Reproduce the stretch of items below, from the line containing "List each element" through the line containing "location-heading: Lokalizacja: [22, 743, 102, 764]", with both of those lines included. Leave the pictures out of your copy.

[SUPPLIED MATERIAL]
+===+

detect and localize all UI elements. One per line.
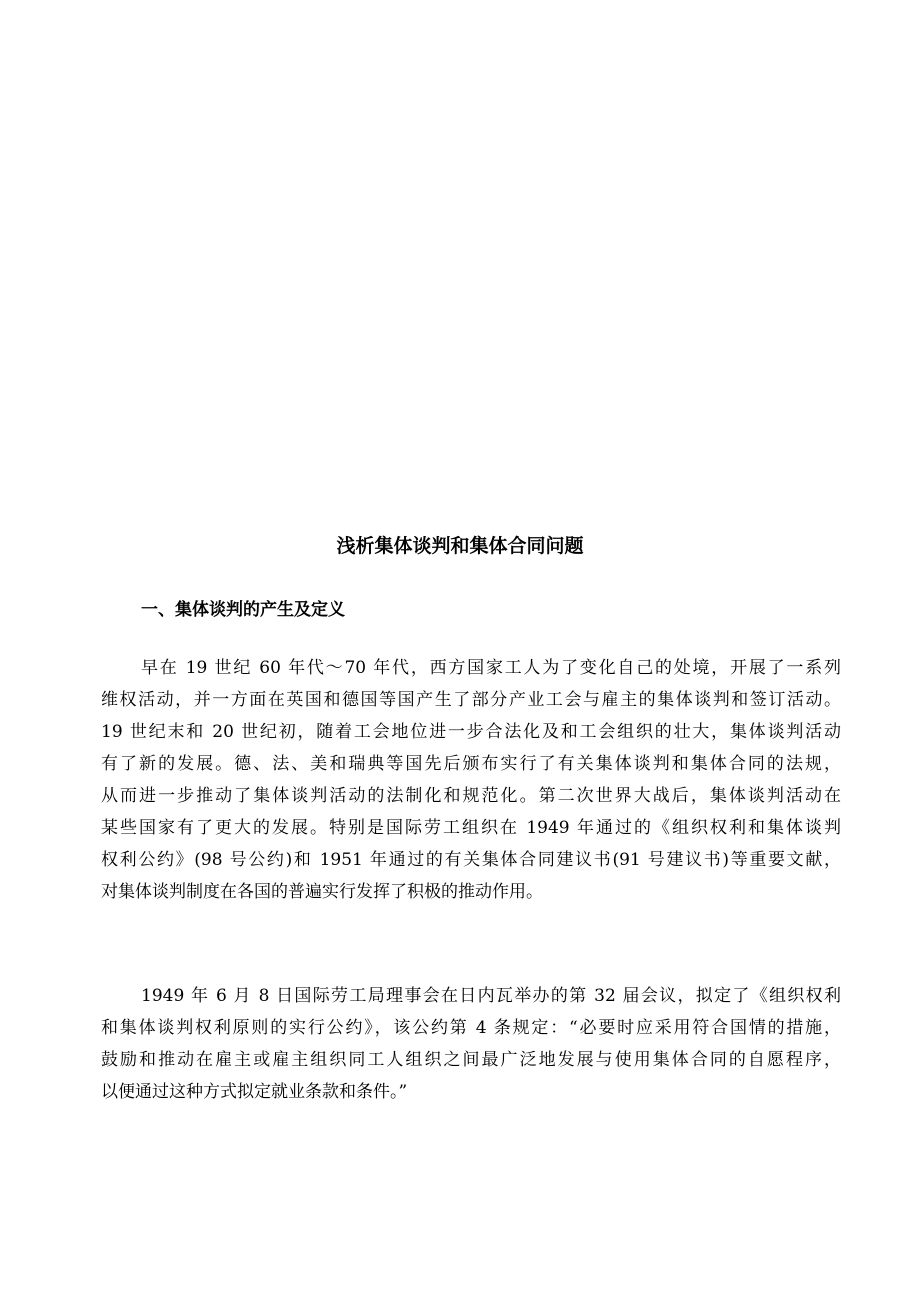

+===+

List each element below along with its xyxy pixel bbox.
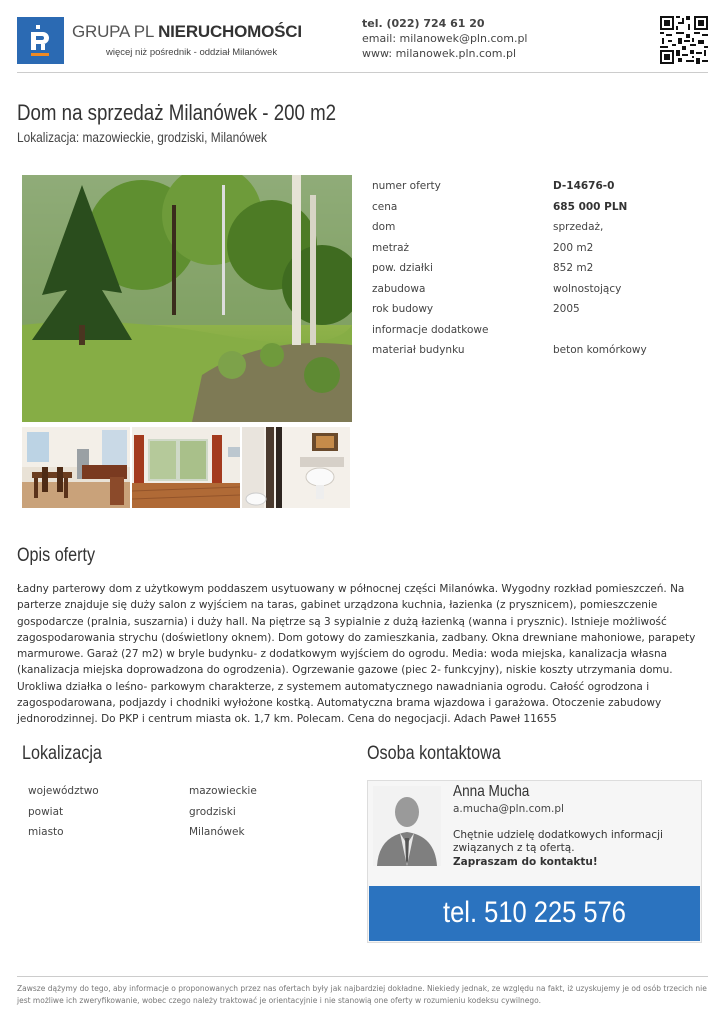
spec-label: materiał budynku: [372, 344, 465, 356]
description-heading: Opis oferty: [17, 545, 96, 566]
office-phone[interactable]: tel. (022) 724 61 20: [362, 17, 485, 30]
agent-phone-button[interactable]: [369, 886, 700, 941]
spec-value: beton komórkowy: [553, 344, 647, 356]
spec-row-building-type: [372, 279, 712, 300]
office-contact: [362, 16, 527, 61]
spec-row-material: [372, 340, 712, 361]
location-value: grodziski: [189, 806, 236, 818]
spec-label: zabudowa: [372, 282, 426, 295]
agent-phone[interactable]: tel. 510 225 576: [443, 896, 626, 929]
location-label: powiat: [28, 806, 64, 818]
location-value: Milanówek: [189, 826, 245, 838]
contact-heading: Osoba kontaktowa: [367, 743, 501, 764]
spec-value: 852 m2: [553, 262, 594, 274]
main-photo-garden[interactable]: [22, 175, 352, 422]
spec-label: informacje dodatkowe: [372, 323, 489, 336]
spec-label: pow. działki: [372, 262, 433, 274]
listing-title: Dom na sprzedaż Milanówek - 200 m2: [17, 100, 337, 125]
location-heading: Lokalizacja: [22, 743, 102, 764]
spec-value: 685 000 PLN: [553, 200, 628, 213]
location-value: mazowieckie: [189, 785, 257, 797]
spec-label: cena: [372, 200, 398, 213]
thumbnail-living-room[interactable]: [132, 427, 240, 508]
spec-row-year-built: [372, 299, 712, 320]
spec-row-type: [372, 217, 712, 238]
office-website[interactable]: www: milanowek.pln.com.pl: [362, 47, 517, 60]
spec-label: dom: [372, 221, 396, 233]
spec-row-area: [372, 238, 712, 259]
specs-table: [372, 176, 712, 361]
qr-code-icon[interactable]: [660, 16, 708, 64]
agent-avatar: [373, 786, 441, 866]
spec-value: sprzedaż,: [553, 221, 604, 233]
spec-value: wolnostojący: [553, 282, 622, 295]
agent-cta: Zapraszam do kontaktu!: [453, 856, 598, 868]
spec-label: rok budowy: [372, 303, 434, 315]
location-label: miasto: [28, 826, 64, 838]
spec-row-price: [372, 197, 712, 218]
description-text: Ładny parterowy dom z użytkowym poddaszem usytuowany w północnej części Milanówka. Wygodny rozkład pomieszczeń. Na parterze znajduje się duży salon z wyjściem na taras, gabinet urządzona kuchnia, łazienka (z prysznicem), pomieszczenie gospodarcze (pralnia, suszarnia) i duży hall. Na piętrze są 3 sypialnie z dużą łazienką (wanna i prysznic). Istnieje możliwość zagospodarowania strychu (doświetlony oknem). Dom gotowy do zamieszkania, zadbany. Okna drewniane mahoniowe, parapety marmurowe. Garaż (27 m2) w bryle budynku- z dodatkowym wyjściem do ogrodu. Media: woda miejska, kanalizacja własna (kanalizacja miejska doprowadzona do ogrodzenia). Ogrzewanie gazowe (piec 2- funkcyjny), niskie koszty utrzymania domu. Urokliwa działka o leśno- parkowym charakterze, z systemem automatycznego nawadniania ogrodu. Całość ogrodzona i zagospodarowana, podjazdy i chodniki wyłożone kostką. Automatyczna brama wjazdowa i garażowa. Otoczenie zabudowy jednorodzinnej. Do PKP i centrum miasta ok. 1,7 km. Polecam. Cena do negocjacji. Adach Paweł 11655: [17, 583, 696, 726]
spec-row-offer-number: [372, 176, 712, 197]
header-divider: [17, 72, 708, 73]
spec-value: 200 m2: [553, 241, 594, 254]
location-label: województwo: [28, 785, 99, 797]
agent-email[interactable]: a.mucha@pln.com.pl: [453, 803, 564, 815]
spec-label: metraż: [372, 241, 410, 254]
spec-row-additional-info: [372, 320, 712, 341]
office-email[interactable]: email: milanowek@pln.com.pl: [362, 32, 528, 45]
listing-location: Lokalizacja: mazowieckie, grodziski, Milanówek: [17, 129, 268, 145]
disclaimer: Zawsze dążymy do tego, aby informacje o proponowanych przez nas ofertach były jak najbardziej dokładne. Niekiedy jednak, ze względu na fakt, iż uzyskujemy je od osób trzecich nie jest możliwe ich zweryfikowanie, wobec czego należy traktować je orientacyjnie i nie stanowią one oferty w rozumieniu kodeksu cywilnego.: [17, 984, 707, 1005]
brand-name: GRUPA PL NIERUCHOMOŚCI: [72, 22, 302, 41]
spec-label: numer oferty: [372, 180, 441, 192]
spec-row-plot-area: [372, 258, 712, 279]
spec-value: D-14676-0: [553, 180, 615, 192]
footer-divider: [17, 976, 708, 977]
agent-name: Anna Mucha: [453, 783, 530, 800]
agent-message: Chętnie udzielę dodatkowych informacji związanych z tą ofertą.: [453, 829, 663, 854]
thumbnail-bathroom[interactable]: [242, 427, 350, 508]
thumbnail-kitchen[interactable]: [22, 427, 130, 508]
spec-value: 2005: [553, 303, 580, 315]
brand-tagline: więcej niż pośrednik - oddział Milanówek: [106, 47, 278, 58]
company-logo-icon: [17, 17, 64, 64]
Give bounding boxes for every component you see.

+===+

[RESULT OF THIS TASK]
List each element below along with its xyxy pixel bbox.
spec-label: materiał budynku: [372, 344, 465, 356]
description-heading: Opis oferty: [17, 545, 96, 566]
office-phone[interactable]: tel. (022) 724 61 20: [362, 17, 485, 30]
agent-phone-button[interactable]: [369, 886, 700, 941]
spec-value: beton komórkowy: [553, 344, 647, 356]
spec-row-building-type: [372, 279, 712, 300]
office-contact: [362, 16, 527, 61]
spec-row-material: [372, 340, 712, 361]
location-value: grodziski: [189, 806, 236, 818]
spec-label: zabudowa: [372, 282, 426, 295]
agent-phone[interactable]: tel. 510 225 576: [443, 896, 626, 929]
location-label: powiat: [28, 806, 64, 818]
location-value: Milanówek: [189, 826, 245, 838]
contact-heading: Osoba kontaktowa: [367, 743, 501, 764]
spec-value: 852 m2: [553, 262, 594, 274]
main-photo-garden[interactable]: [22, 175, 352, 422]
spec-label: informacje dodatkowe: [372, 323, 489, 336]
spec-label: pow. działki: [372, 262, 433, 274]
listing-title: Dom na sprzedaż Milanówek - 200 m2: [17, 100, 337, 125]
location-heading: Lokalizacja: [22, 743, 102, 764]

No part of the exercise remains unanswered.